# Dataset rows
>> start

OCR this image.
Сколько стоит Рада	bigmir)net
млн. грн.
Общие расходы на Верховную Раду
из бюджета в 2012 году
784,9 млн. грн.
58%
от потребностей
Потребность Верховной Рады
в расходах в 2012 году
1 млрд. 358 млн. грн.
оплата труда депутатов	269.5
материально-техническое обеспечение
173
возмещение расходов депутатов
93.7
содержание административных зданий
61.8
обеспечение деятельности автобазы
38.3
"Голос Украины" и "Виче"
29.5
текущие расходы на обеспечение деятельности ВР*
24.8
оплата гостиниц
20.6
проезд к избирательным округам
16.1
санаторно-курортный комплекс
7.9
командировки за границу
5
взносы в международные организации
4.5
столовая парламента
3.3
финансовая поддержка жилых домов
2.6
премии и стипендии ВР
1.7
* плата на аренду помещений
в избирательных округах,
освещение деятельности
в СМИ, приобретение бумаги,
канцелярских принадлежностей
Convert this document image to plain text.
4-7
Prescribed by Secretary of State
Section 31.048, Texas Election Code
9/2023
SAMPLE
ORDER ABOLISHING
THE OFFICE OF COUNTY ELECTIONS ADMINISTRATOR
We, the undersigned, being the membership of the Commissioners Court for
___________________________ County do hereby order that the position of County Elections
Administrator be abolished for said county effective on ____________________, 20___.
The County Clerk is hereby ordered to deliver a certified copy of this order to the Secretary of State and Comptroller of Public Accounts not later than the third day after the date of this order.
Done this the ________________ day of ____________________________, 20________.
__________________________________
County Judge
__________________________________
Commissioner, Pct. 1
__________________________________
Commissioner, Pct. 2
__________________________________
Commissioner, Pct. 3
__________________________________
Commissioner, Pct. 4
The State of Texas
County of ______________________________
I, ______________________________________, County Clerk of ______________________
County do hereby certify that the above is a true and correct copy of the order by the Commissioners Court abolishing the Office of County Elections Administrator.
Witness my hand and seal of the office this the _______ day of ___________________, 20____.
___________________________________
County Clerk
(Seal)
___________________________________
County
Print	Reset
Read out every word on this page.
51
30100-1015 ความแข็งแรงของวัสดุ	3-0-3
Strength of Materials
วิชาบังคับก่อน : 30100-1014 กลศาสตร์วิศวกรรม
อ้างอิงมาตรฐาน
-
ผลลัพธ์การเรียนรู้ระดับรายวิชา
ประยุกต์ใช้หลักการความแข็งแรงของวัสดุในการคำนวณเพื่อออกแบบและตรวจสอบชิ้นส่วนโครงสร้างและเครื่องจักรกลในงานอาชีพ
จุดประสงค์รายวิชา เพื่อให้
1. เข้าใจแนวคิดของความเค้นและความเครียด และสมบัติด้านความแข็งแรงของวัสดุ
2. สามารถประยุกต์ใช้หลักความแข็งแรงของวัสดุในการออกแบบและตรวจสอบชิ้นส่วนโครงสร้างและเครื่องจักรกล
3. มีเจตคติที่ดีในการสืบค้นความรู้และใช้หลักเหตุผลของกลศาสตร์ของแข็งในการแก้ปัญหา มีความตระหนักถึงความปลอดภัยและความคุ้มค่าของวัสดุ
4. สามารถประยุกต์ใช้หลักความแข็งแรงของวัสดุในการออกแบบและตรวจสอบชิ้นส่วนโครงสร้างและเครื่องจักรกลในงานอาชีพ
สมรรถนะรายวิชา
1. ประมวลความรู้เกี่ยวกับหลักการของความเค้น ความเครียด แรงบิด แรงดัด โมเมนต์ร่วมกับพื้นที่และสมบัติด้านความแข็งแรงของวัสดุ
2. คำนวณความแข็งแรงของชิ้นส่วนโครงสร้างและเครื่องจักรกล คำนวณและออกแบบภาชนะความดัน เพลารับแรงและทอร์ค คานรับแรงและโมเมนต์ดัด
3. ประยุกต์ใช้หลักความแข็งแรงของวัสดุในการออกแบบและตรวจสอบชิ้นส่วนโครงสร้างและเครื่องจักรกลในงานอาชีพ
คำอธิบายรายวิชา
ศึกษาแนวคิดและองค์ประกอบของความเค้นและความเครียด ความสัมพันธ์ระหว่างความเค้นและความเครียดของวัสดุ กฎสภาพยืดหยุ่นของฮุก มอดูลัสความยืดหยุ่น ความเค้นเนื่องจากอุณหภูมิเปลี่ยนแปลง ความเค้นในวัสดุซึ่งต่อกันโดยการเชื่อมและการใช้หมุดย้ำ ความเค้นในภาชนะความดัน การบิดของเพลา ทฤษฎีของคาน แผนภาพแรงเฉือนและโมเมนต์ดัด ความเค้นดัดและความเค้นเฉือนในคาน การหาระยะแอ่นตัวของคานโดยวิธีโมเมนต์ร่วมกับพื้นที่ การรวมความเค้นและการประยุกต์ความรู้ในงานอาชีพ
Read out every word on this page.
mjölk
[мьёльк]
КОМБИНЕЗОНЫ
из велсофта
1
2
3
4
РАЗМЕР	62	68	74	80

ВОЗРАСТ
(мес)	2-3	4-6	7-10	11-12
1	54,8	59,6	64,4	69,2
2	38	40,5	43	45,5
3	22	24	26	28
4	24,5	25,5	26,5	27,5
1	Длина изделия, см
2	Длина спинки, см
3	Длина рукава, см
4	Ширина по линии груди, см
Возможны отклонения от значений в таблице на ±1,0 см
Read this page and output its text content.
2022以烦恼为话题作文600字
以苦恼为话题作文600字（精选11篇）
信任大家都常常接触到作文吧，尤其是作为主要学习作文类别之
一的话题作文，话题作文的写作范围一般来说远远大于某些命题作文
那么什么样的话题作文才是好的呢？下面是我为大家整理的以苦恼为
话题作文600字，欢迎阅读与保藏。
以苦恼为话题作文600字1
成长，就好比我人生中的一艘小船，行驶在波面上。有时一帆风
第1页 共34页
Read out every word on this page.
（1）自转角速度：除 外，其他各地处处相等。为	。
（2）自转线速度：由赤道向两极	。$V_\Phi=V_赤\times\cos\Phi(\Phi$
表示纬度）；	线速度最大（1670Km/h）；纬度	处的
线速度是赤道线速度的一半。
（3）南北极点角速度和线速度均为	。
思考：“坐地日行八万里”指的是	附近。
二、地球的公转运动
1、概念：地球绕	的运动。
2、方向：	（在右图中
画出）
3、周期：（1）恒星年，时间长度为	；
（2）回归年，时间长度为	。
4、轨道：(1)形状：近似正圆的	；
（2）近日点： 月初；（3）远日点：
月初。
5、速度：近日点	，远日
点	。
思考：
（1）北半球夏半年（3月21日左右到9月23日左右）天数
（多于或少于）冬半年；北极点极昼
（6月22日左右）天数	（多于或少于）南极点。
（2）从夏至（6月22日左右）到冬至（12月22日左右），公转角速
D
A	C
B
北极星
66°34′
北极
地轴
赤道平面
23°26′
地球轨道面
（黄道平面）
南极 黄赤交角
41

>> end

Check each line of the records for the word "депутатов", and show the lines that contain it.

оплата труда депутатов	269.5
возмещение расходов депутатов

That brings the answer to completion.